Records from a data collection:
▼▼▼
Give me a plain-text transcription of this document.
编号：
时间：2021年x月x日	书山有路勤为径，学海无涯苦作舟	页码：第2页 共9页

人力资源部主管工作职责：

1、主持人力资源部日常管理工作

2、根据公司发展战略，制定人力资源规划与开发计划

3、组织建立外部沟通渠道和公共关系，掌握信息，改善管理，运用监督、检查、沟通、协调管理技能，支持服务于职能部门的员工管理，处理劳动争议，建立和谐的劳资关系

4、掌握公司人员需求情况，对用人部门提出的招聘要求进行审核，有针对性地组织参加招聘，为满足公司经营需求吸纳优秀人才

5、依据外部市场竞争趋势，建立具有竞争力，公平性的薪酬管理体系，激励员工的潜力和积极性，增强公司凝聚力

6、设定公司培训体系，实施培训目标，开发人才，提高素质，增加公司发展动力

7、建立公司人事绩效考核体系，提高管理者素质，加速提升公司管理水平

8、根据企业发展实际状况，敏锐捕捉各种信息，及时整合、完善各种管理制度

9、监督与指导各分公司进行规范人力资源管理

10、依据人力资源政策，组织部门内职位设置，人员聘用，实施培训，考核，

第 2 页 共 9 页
▲▲▲
Return the listing above in full, character for character.

Give me a plain-text transcription of this document.
编号：
时间：2021年x月x日	书山有路勤为径，学海无涯苦作舟	页码：第2页 共9页

人力资源部主管工作职责：

1、主持人力资源部日常管理工作

2、根据公司发展战略，制定人力资源规划与开发计划

3、组织建立外部沟通渠道和公共关系，掌握信息，改善管理，运用监督、检查、沟通、协调管理技能，支持服务于职能部门的员工管理，处理劳动争议，建立和谐的劳资关系

4、掌握公司人员需求情况，对用人部门提出的招聘要求进行审核，有针对性地组织参加招聘，为满足公司经营需求吸纳优秀人才

5、依据外部市场竞争趋势，建立具有竞争力，公平性的薪酬管理体系，激励员工的潜力和积极性，增强公司凝聚力

6、设定公司培训体系，实施培训目标，开发人才，提高素质，增加公司发展动力

7、建立公司人事绩效考核体系，提高管理者素质，加速提升公司管理水平

8、根据企业发展实际状况，敏锐捕捉各种信息，及时整合、完善各种管理制度

9、监督与指导各分公司进行规范人力资源管理

10、依据人力资源政策，组织部门内职位设置，人员聘用，实施培训，考核，

第 2 页 共 9 页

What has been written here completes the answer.